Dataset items

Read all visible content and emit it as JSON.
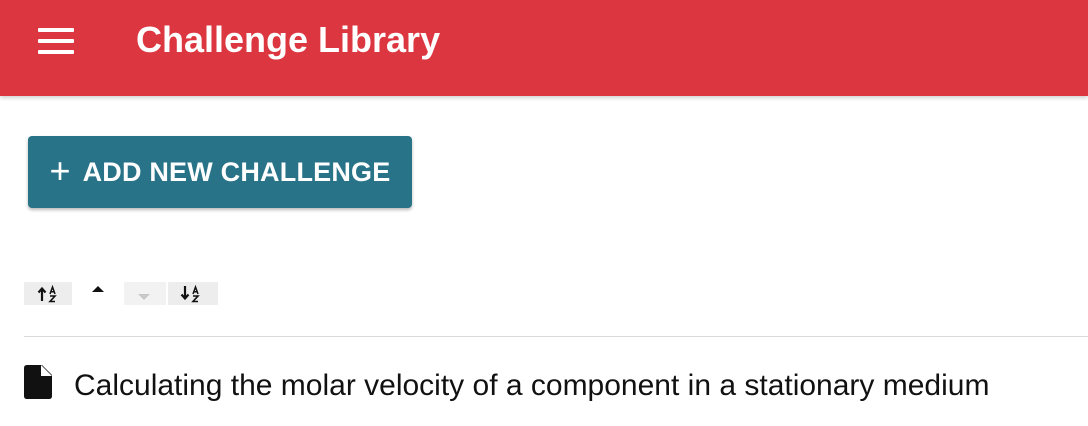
{
  "appbar": {
    "title": "Challenge Library",
    "menu_icon": "hamburger-menu-icon",
    "background_color": "#dc3640"
  },
  "add_button": {
    "icon": "plus-icon",
    "plus_glyph": "+",
    "label": "ADD NEW CHALLENGE",
    "background_color": "#287388"
  },
  "sort_controls": [
    {
      "name": "sort-ascending-az-icon"
    },
    {
      "name": "move-up-icon"
    },
    {
      "name": "move-down-icon"
    },
    {
      "name": "sort-descending-az-icon"
    }
  ],
  "challenges": [
    {
      "icon": "document-icon",
      "title": "Calculating the molar velocity of a component in a stationary medium"
    }
  ]
}
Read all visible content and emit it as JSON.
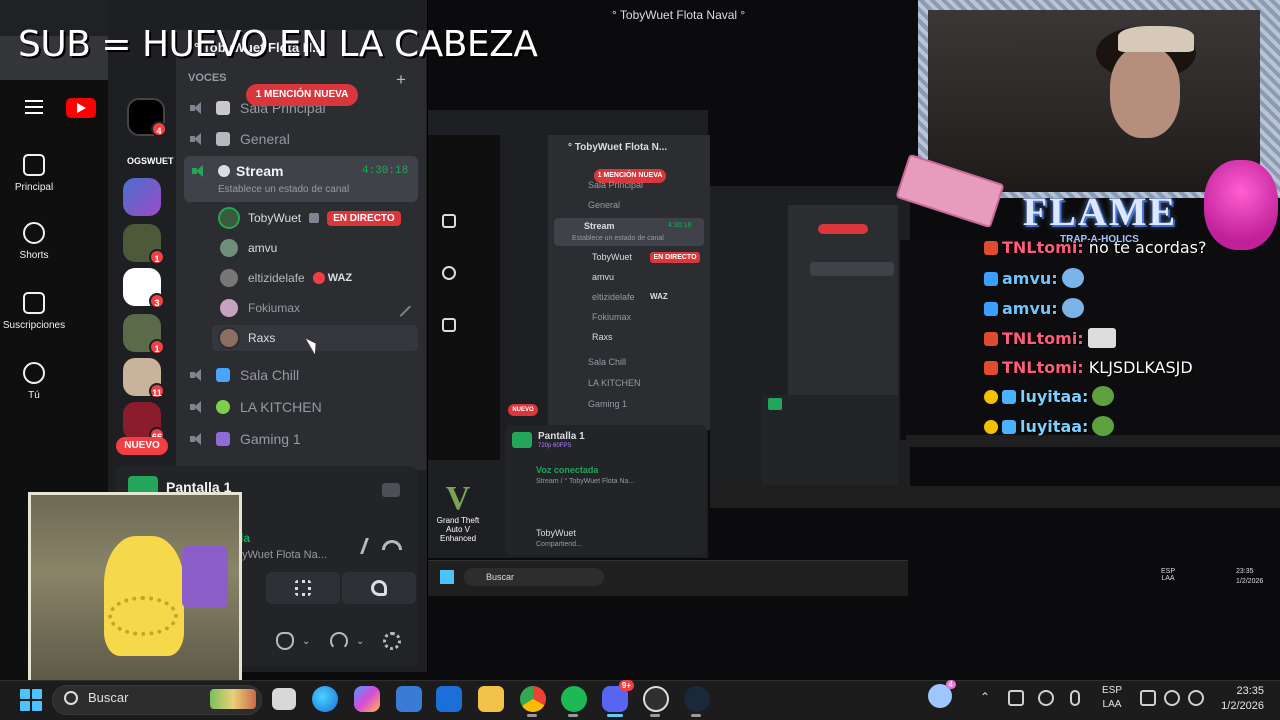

What to work on.
Give back the whole listing as it stands, minus its pictures.

Final answer.
Read all visible content and emit it as JSON.
{
  "appbar": {
    "title": "Challenge Library",
    "menu_icon": "hamburger-menu-icon",
    "background_color": "#dc3640"
  },
  "add_button": {
    "icon": "plus-icon",
    "plus_glyph": "+",
    "label": "ADD NEW CHALLENGE",
    "background_color": "#287388"
  },
  "sort_controls": [
    {
      "name": "sort-ascending-az-icon"
    },
    {
      "name": "move-up-icon"
    },
    {
      "name": "move-down-icon"
    },
    {
      "name": "sort-descending-az-icon"
    }
  ],
  "challenges": [
    {
      "icon": "document-icon",
      "title": "Calculating the molar velocity of a component in a stationary medium"
    }
  ]
}
Read all visible content and emit it as JSON.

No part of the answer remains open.